= What you have to do =
Rewrite the records below with every "Backscattering [%]" changed to "Transmission [%]", keeping every other character of each line the same.

= Data to use =
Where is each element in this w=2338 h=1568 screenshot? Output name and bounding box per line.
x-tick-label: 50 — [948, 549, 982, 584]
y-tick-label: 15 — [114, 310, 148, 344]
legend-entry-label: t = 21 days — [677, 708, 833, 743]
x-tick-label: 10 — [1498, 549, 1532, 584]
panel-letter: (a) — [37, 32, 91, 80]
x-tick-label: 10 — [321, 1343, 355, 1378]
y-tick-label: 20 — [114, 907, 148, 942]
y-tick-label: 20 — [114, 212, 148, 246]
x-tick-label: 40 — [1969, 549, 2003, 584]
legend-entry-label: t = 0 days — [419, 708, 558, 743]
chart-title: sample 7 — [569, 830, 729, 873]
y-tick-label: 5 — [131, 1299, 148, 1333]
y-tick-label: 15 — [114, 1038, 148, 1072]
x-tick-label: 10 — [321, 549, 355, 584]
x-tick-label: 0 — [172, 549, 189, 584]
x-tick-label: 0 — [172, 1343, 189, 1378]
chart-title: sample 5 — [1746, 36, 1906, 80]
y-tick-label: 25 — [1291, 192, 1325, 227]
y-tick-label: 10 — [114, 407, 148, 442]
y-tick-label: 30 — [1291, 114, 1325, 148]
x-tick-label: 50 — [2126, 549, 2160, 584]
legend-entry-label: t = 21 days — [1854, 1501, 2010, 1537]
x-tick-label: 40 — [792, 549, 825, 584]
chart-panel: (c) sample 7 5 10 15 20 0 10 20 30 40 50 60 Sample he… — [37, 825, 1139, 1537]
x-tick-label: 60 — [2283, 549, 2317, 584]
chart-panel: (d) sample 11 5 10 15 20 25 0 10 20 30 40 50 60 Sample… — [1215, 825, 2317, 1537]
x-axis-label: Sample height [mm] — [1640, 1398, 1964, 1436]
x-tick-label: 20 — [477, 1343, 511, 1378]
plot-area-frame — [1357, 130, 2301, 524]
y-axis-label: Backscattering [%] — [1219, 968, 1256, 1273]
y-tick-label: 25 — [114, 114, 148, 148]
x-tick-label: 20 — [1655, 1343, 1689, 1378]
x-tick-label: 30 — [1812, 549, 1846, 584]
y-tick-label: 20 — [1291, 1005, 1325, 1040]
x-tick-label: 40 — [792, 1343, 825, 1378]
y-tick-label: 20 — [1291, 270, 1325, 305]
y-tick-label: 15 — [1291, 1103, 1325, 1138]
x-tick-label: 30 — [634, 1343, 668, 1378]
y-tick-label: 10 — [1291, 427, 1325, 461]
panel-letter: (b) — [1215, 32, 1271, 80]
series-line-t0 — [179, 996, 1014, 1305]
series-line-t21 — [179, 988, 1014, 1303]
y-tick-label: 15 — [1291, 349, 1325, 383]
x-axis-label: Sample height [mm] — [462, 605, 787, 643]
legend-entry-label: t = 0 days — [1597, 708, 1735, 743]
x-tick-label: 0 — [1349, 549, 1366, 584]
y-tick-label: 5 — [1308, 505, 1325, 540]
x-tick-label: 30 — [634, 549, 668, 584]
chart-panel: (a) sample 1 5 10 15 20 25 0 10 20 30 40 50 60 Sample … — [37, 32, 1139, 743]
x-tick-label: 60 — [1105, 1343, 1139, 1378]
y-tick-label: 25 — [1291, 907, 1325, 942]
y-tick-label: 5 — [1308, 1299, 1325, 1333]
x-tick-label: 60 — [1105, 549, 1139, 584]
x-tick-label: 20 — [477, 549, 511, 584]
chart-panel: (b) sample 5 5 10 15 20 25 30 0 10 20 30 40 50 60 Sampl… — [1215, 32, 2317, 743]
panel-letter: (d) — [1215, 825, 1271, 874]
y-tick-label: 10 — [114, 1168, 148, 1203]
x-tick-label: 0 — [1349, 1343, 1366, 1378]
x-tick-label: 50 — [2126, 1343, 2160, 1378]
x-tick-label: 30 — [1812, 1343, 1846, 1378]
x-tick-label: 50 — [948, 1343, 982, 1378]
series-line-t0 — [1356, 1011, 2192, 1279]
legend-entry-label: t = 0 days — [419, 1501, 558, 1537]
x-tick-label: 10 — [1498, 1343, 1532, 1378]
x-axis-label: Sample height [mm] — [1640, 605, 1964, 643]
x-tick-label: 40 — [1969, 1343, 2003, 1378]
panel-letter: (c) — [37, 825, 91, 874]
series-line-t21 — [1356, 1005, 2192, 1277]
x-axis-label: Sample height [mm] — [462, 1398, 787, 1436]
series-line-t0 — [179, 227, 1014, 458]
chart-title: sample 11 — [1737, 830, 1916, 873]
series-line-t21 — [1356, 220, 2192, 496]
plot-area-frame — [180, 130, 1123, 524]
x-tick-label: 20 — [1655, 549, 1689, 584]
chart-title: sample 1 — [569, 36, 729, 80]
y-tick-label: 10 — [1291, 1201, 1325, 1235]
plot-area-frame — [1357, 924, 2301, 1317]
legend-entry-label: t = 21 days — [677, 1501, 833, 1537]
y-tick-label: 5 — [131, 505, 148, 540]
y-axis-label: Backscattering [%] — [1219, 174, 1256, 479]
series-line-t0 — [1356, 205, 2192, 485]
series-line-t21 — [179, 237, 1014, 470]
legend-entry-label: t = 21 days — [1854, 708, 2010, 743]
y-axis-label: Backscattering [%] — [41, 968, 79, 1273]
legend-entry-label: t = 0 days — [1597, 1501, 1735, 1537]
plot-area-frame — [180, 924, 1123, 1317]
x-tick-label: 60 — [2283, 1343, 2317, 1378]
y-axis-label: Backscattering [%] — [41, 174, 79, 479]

= Full response =
Where is each element in this w=2338 h=1568 screenshot? Output name and bounding box per line.
x-tick-label: 50 — [948, 549, 982, 584]
y-tick-label: 15 — [114, 310, 148, 344]
legend-entry-label: t = 21 days — [677, 708, 833, 743]
x-tick-label: 10 — [1498, 549, 1532, 584]
panel-letter: (a) — [37, 32, 91, 80]
x-tick-label: 10 — [321, 1343, 355, 1378]
y-tick-label: 20 — [114, 907, 148, 942]
y-tick-label: 20 — [114, 212, 148, 246]
x-tick-label: 40 — [1969, 549, 2003, 584]
legend-entry-label: t = 0 days — [419, 708, 558, 743]
chart-title: sample 7 — [569, 830, 729, 873]
y-tick-label: 5 — [131, 1299, 148, 1333]
y-tick-label: 15 — [114, 1038, 148, 1072]
x-tick-label: 10 — [321, 549, 355, 584]
x-tick-label: 0 — [172, 549, 189, 584]
x-tick-label: 0 — [172, 1343, 189, 1378]
chart-title: sample 5 — [1746, 36, 1906, 80]
y-tick-label: 25 — [1291, 192, 1325, 227]
y-tick-label: 10 — [114, 407, 148, 442]
y-tick-label: 30 — [1291, 114, 1325, 148]
x-tick-label: 50 — [2126, 549, 2160, 584]
legend-entry-label: t = 21 days — [1854, 1501, 2010, 1537]
x-tick-label: 40 — [792, 549, 825, 584]
chart-panel: (c) sample 7 5 10 15 20 0 10 20 30 40 50 60 Sample he… — [37, 825, 1139, 1537]
x-tick-label: 60 — [2283, 549, 2317, 584]
chart-panel: (d) sample 11 5 10 15 20 25 0 10 20 30 40 50 60 Sample… — [1215, 825, 2317, 1537]
x-axis-label: Sample height [mm] — [1640, 1398, 1964, 1436]
x-tick-label: 20 — [477, 1343, 511, 1378]
plot-area-frame — [1357, 130, 2301, 524]
y-axis-label: Transmission [%] — [1219, 968, 1256, 1273]
y-tick-label: 25 — [114, 114, 148, 148]
x-tick-label: 20 — [1655, 1343, 1689, 1378]
x-tick-label: 30 — [1812, 549, 1846, 584]
y-tick-label: 20 — [1291, 1005, 1325, 1040]
x-tick-label: 40 — [792, 1343, 825, 1378]
y-tick-label: 20 — [1291, 270, 1325, 305]
y-tick-label: 15 — [1291, 1103, 1325, 1138]
x-tick-label: 30 — [634, 1343, 668, 1378]
y-tick-label: 10 — [1291, 427, 1325, 461]
panel-letter: (b) — [1215, 32, 1271, 80]
series-line-t0 — [179, 996, 1014, 1305]
series-line-t21 — [179, 988, 1014, 1303]
y-tick-label: 15 — [1291, 349, 1325, 383]
x-axis-label: Sample height [mm] — [462, 605, 787, 643]
legend-entry-label: t = 0 days — [1597, 708, 1735, 743]
x-tick-label: 0 — [1349, 549, 1366, 584]
y-tick-label: 5 — [1308, 505, 1325, 540]
x-tick-label: 30 — [634, 549, 668, 584]
chart-panel: (a) sample 1 5 10 15 20 25 0 10 20 30 40 50 60 Sample … — [37, 32, 1139, 743]
x-tick-label: 60 — [1105, 1343, 1139, 1378]
y-tick-label: 25 — [1291, 907, 1325, 942]
y-tick-label: 5 — [1308, 1299, 1325, 1333]
x-tick-label: 60 — [1105, 549, 1139, 584]
x-tick-label: 20 — [477, 549, 511, 584]
chart-panel: (b) sample 5 5 10 15 20 25 30 0 10 20 30 40 50 60 Sampl… — [1215, 32, 2317, 743]
panel-letter: (d) — [1215, 825, 1271, 874]
y-tick-label: 10 — [114, 1168, 148, 1203]
x-tick-label: 0 — [1349, 1343, 1366, 1378]
x-tick-label: 50 — [2126, 1343, 2160, 1378]
x-tick-label: 30 — [1812, 1343, 1846, 1378]
x-tick-label: 50 — [948, 1343, 982, 1378]
series-line-t0 — [1356, 1011, 2192, 1279]
legend-entry-label: t = 0 days — [419, 1501, 558, 1537]
x-tick-label: 10 — [1498, 1343, 1532, 1378]
x-axis-label: Sample height [mm] — [1640, 605, 1964, 643]
x-tick-label: 40 — [1969, 1343, 2003, 1378]
panel-letter: (c) — [37, 825, 91, 874]
series-line-t21 — [1356, 1005, 2192, 1277]
x-axis-label: Sample height [mm] — [462, 1398, 787, 1436]
series-line-t0 — [179, 227, 1014, 458]
chart-title: sample 11 — [1737, 830, 1916, 873]
series-line-t21 — [1356, 220, 2192, 496]
plot-area-frame — [180, 130, 1123, 524]
x-tick-label: 20 — [1655, 549, 1689, 584]
chart-title: sample 1 — [569, 36, 729, 80]
y-tick-label: 10 — [1291, 1201, 1325, 1235]
plot-area-frame — [1357, 924, 2301, 1317]
legend-entry-label: t = 21 days — [677, 1501, 833, 1537]
y-tick-label: 5 — [131, 505, 148, 540]
y-axis-label: Transmission [%] — [1219, 174, 1256, 479]
series-line-t0 — [1356, 205, 2192, 485]
series-line-t21 — [179, 237, 1014, 470]
legend-entry-label: t = 21 days — [1854, 708, 2010, 743]
y-axis-label: Transmission [%] — [41, 968, 79, 1273]
legend-entry-label: t = 0 days — [1597, 1501, 1735, 1537]
plot-area-frame — [180, 924, 1123, 1317]
x-tick-label: 60 — [2283, 1343, 2317, 1378]
y-axis-label: Transmission [%] — [41, 174, 79, 479]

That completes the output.